» Task goal
Transcribe the records that follow in their entirety, omitting any pictures.

» Task material
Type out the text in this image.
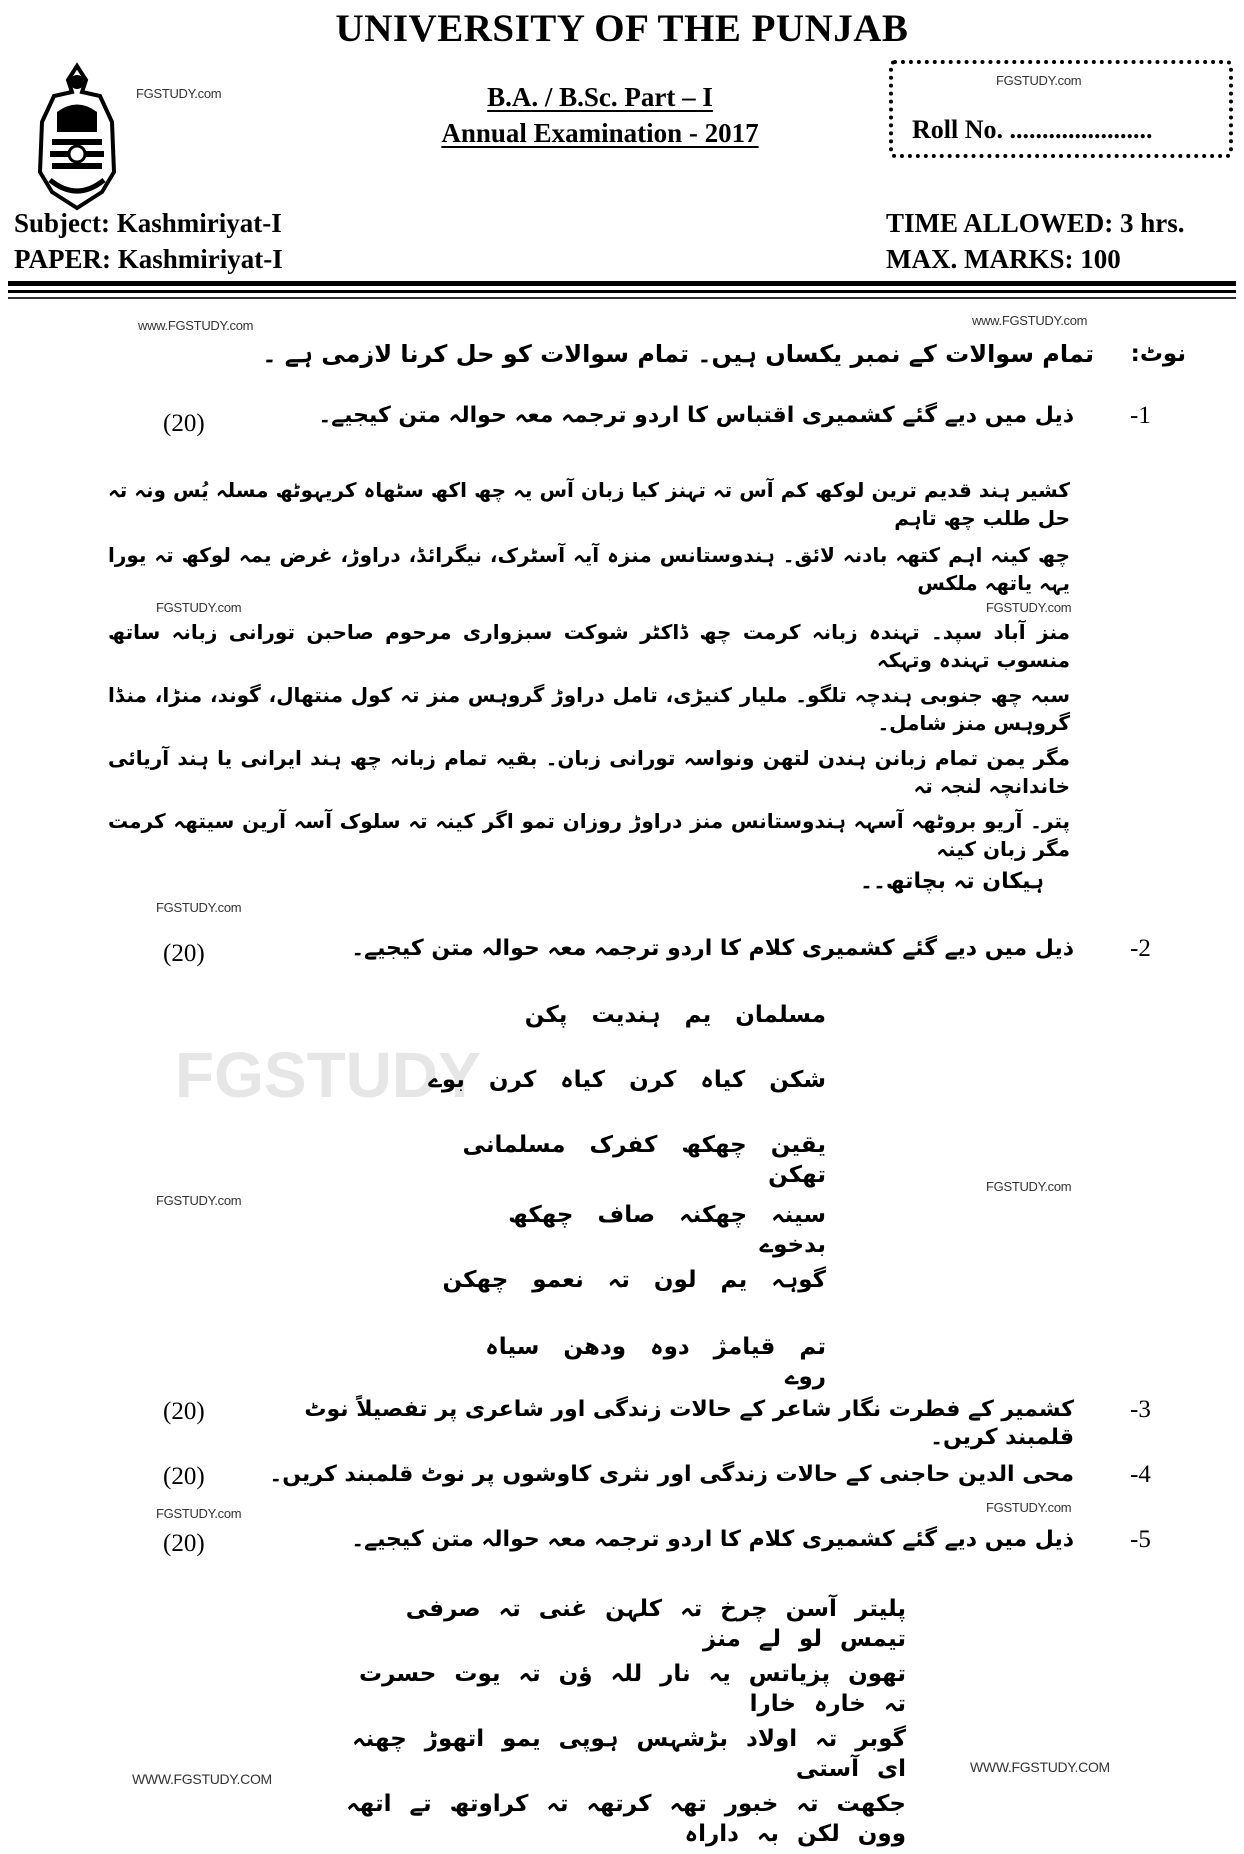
UNIVERSITY OF THE PUNJAB
FGSTUDY.com	B.A. / B.Sc. Part – I
Annual Examination - 2017
FGSTUDY.com
Roll No. ......................
Subject: Kashmiriyat-I
PAPER: Kashmiriyat-I
TIME ALLOWED: 3 hrs.
MAX. MARKS: 100
www.FGSTUDY.com	www.FGSTUDY.com
نوٹ:
تمام سوالات کے نمبر یکساں ہیں۔ تمام سوالات کو حل کرنا لازمی ہے ۔
-1
ذیل میں دیے گئے کشمیری اقتباس کا اردو ترجمہ معہ حوالہ متن کیجیے۔
(20)
کشیر ہند قدیم ترین لوکھ کم آس تہ تہنز کیا زبان آس یہ چھ اکھ سٹھاہ کریہوٹھ مسلہ یُس ونہ تہ حل طلب چھ تاہم
چھ کینہ اہم کتھہ بادنہ لائق۔ ہندوستانس منزہ آیہ آسٹرک، نیگرائڈ، دراوڑ، غرض یمہ لوکھ تہ یورا یہہ یاتھہ ملکس
FGSTUDY.com
FGSTUDY.com
منز آباد سپد۔ تہندہ زبانہ کرمت چھ ڈاکٹر شوکت سبزواری مرحوم صاحبن تورانی زبانہ ساتھ منسوب تہندہ وتہکہ
سبہ چھ جنوبی ہندچہ تلگو۔ ملیار کنیڑی، تامل دراوڑ گروہس منز تہ کول منتھال، گوند، منڑا، منڈا گروہس منز شامل۔
مگر یمن تمام زبانن ہندن لتھن ونواسہ تورانی زبان۔ بقیہ تمام زبانہ چھ ہند ایرانی یا ہند آریائی خاندانچہ لنجہ تہ
پتر۔ آریو بروٹھہ آسہہ ہندوستانس منز دراوڑ روزان تمو اگر کینہ تہ سلوک آسہ آرین سیتھہ کرمت مگر زبان کینہ
ہیکان تہ بچاتھ۔۔
FGSTUDY.com
-2
ذیل میں دیے گئے کشمیری کلام کا اردو ترجمہ معہ حوالہ متن کیجیے۔
(20)
FGSTUDY
مسلمان یم ہندیت پکن
شکن کیاہ کرن کیاہ کرن بوے
یقین چھکھ کفرک مسلمانی تھکن
FGSTUDY.com
FGSTUDY.com
سینہ چھکنہ صاف چھکھ بدخوے
گوہہ یم لون تہ نعمو چھکن
تم قیامژ دوہ ودھن سیاہ روے
-3
کشمیر کے فطرت نگار شاعر کے حالات زندگی اور شاعری پر تفصیلاً نوٹ قلمبند کریں۔
(20)
-4
محی الدین حاجنی کے حالات زندگی اور نثری کاوشوں پر نوٹ قلمبند کریں۔
(20)
FGSTUDY.com
FGSTUDY.com
-5
ذیل میں دیے گئے کشمیری کلام کا اردو ترجمہ معہ حوالہ متن کیجیے۔
(20)
پلیتر آسن چرخ تہ کلہن غنی تہ صرفی تیمس لو لے منز
تھون پزیاتس یہ نار للہ ؤن تہ یوت حسرت تہ خارہ خارا
گوبر تہ اولاد بڑشہس ہوپی یمو اتھوڑ چھنہ ای آستی	WWW.FGSTUDY.COM
WWW.FGSTUDY.COM
جکھت تہ خبور تھہ کرتھہ تہ کراوتھ تے اتھہ وون لکن بہ داراہ
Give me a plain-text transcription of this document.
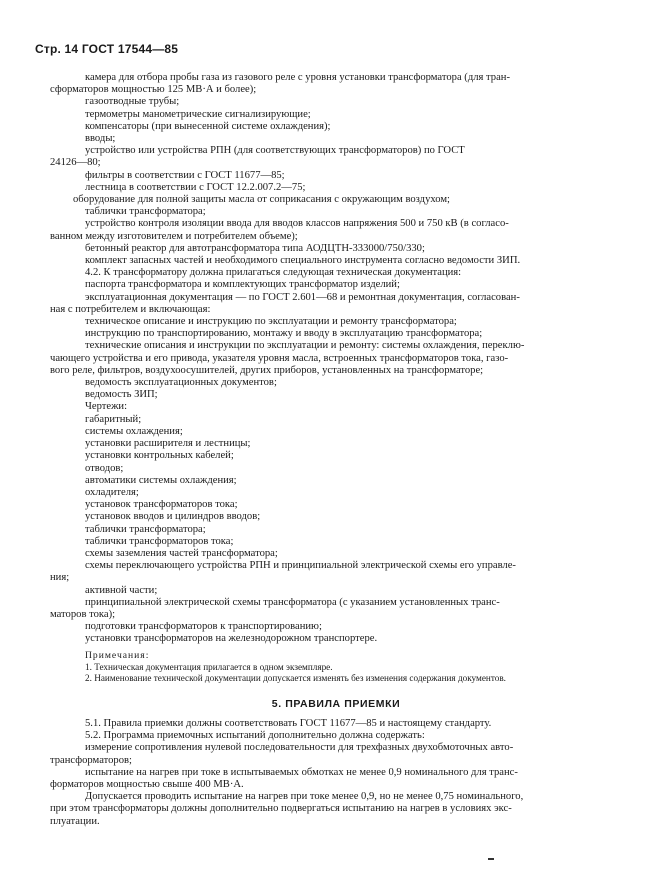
Стр. 14 ГОСТ 17544—85
камера для отбора пробы газа из газового реле с уровня установки трансформатора (для тран-
сформаторов мощностью 125 МВ·А и более);
газоотводные трубы;
термометры манометрические сигнализирующие;
компенсаторы (при вынесенной системе охлаждения);
вводы;
устройство или устройства РПН (для соответствующих трансформаторов) по ГОСТ
24126—80;
фильтры в соответствии с ГОСТ 11677—85;
лестница в соответствии с ГОСТ 12.2.007.2—75;
оборудование для полной защиты масла от соприкасания с окружающим воздухом;
таблички трансформатора;
устройство контроля изоляции ввода для вводов классов напряжения 500 и 750 кВ (в согласо-
ванном между изготовителем и потребителем объеме);
бетонный реактор для автотрансформатора типа АОДЦТН-333000/750/330;
комплект запасных частей и необходимого специального инструмента согласно ведомости ЗИП.
4.2. К трансформатору должна прилагаться следующая техническая документация:
паспорта трансформатора и комплектующих трансформатор изделий;
эксплуатационная документация — по ГОСТ 2.601—68 и ремонтная документация, согласован-
ная с потребителем и включающая:
техническое описание и инструкцию по эксплуатации и ремонту трансформатора;
инструкцию по транспортированию, монтажу и вводу в эксплуатацию трансформатора;
технические описания и инструкции по эксплуатации и ремонту: системы охлаждения, переклю-
чающего устройства и его привода, указателя уровня масла, встроенных трансформаторов тока, газо-
вого реле, фильтров, воздухоосушителей, других приборов, установленных на трансформаторе;
ведомость эксплуатационных документов;
ведомость ЗИП;
Чертежи:
габаритный;
системы охлаждения;
установки расширителя и лестницы;
установки контрольных кабелей;
отводов;
автоматики системы охлаждения;
охладителя;
установок трансформаторов тока;
установок вводов и цилиндров вводов;
таблички трансформатора;
таблички трансформаторов тока;
схемы заземления частей трансформатора;
схемы переключающего устройства РПН и принципиальной электрической схемы его управле-
ния;
активной части;
принципиальной электрической схемы трансформатора (с указанием установленных транс-
маторов тока);
подготовки трансформаторов к транспортированию;
установки трансформаторов на железнодорожном транспортере.
Примечания:
1. Техническая документация прилагается в одном экземпляре.
2. Наименование технической документации допускается изменять без изменения содержания документов.
5. ПРАВИЛА ПРИЕМКИ
5.1. Правила приемки должны соответствовать ГОСТ 11677—85 и настоящему стандарту.
5.2. Программа приемочных испытаний дополнительно должна содержать:
измерение сопротивления нулевой последовательности для трехфазных двухобмоточных авто-
трансформаторов;
испытание на нагрев при токе в испытываемых обмотках не менее 0,9 номинального для транс-
форматоров мощностью свыше 400 МВ·А.
Допускается проводить испытание на нагрев при токе менее 0,9, но не менее 0,75 номинального,
при этом трансформаторы должны дополнительно подвергаться испытанию на нагрев в условиях экс-
плуатации.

» Response to the exercise
Type out the text in this image.
UNIVERSITY OF THE PUNJAB
FGSTUDY.com	B.A. / B.Sc. Part – I
Annual Examination - 2017
FGSTUDY.com
Roll No. ......................
Subject: Kashmiriyat-I
PAPER: Kashmiriyat-I
TIME ALLOWED: 3 hrs.
MAX. MARKS: 100
www.FGSTUDY.com	www.FGSTUDY.com
نوٹ:
تمام سوالات کے نمبر یکساں ہیں۔ تمام سوالات کو حل کرنا لازمی ہے ۔
-1
ذیل میں دیے گئے کشمیری اقتباس کا اردو ترجمہ معہ حوالہ متن کیجیے۔
(20)
کشیر ہند قدیم ترین لوکھ کم آس تہ تہنز کیا زبان آس یہ چھ اکھ سٹھاہ کریہوٹھ مسلہ یُس ونہ تہ حل طلب چھ تاہم
چھ کینہ اہم کتھہ بادنہ لائق۔ ہندوستانس منزہ آیہ آسٹرک، نیگرائڈ، دراوڑ، غرض یمہ لوکھ تہ یورا یہہ یاتھہ ملکس
FGSTUDY.com
FGSTUDY.com
منز آباد سپد۔ تہندہ زبانہ کرمت چھ ڈاکٹر شوکت سبزواری مرحوم صاحبن تورانی زبانہ ساتھ منسوب تہندہ وتہکہ
سبہ چھ جنوبی ہندچہ تلگو۔ ملیار کنیڑی، تامل دراوڑ گروہس منز تہ کول منتھال، گوند، منڑا، منڈا گروہس منز شامل۔
مگر یمن تمام زبانن ہندن لتھن ونواسہ تورانی زبان۔ بقیہ تمام زبانہ چھ ہند ایرانی یا ہند آریائی خاندانچہ لنجہ تہ
پتر۔ آریو بروٹھہ آسہہ ہندوستانس منز دراوڑ روزان تمو اگر کینہ تہ سلوک آسہ آرین سیتھہ کرمت مگر زبان کینہ
ہیکان تہ بچاتھ۔۔
FGSTUDY.com
-2
ذیل میں دیے گئے کشمیری کلام کا اردو ترجمہ معہ حوالہ متن کیجیے۔
(20)
FGSTUDY
مسلمان یم ہندیت پکن
شکن کیاہ کرن کیاہ کرن بوے
یقین چھکھ کفرک مسلمانی تھکن
FGSTUDY.com
FGSTUDY.com
سینہ چھکنہ صاف چھکھ بدخوے
گوہہ یم لون تہ نعمو چھکن
تم قیامژ دوہ ودھن سیاہ روے
-3
کشمیر کے فطرت نگار شاعر کے حالات زندگی اور شاعری پر تفصیلاً نوٹ قلمبند کریں۔
(20)
-4
محی الدین حاجنی کے حالات زندگی اور نثری کاوشوں پر نوٹ قلمبند کریں۔
(20)
FGSTUDY.com
FGSTUDY.com
-5
ذیل میں دیے گئے کشمیری کلام کا اردو ترجمہ معہ حوالہ متن کیجیے۔
(20)
پلیتر آسن چرخ تہ کلہن غنی تہ صرفی تیمس لو لے منز
تھون پزیاتس یہ نار للہ ؤن تہ یوت حسرت تہ خارہ خارا
گوبر تہ اولاد بڑشہس ہوپی یمو اتھوڑ چھنہ ای آستی	WWW.FGSTUDY.COM
WWW.FGSTUDY.COM
جکھت تہ خبور تھہ کرتھہ تہ کراوتھ تے اتھہ وون لکن بہ داراہ
Give me a plain-text transcription of this document.
Стр. 14 ГОСТ 17544—85
камера для отбора пробы газа из газового реле с уровня установки трансформатора (для тран-
сформаторов мощностью 125 МВ·А и более);
газоотводные трубы;
термометры манометрические сигнализирующие;
компенсаторы (при вынесенной системе охлаждения);
вводы;
устройство или устройства РПН (для соответствующих трансформаторов) по ГОСТ
24126—80;
фильтры в соответствии с ГОСТ 11677—85;
лестница в соответствии с ГОСТ 12.2.007.2—75;
оборудование для полной защиты масла от соприкасания с окружающим воздухом;
таблички трансформатора;
устройство контроля изоляции ввода для вводов классов напряжения 500 и 750 кВ (в согласо-
ванном между изготовителем и потребителем объеме);
бетонный реактор для автотрансформатора типа АОДЦТН-333000/750/330;
комплект запасных частей и необходимого специального инструмента согласно ведомости ЗИП.
4.2. К трансформатору должна прилагаться следующая техническая документация:
паспорта трансформатора и комплектующих трансформатор изделий;
эксплуатационная документация — по ГОСТ 2.601—68 и ремонтная документация, согласован-
ная с потребителем и включающая:
техническое описание и инструкцию по эксплуатации и ремонту трансформатора;
инструкцию по транспортированию, монтажу и вводу в эксплуатацию трансформатора;
технические описания и инструкции по эксплуатации и ремонту: системы охлаждения, переклю-
чающего устройства и его привода, указателя уровня масла, встроенных трансформаторов тока, газо-
вого реле, фильтров, воздухоосушителей, других приборов, установленных на трансформаторе;
ведомость эксплуатационных документов;
ведомость ЗИП;
Чертежи:
габаритный;
системы охлаждения;
установки расширителя и лестницы;
установки контрольных кабелей;
отводов;
автоматики системы охлаждения;
охладителя;
установок трансформаторов тока;
установок вводов и цилиндров вводов;
таблички трансформатора;
таблички трансформаторов тока;
схемы заземления частей трансформатора;
схемы переключающего устройства РПН и принципиальной электрической схемы его управле-
ния;
активной части;
принципиальной электрической схемы трансформатора (с указанием установленных транс-
маторов тока);
подготовки трансформаторов к транспортированию;
установки трансформаторов на железнодорожном транспортере.
Примечания:
1. Техническая документация прилагается в одном экземпляре.
2. Наименование технической документации допускается изменять без изменения содержания документов.
5. ПРАВИЛА ПРИЕМКИ
5.1. Правила приемки должны соответствовать ГОСТ 11677—85 и настоящему стандарту.
5.2. Программа приемочных испытаний дополнительно должна содержать:
измерение сопротивления нулевой последовательности для трехфазных двухобмоточных авто-
трансформаторов;
испытание на нагрев при токе в испытываемых обмотках не менее 0,9 номинального для транс-
форматоров мощностью свыше 400 МВ·А.
Допускается проводить испытание на нагрев при токе менее 0,9, но не менее 0,75 номинального,
при этом трансформаторы должны дополнительно подвергаться испытанию на нагрев в условиях экс-
плуатации.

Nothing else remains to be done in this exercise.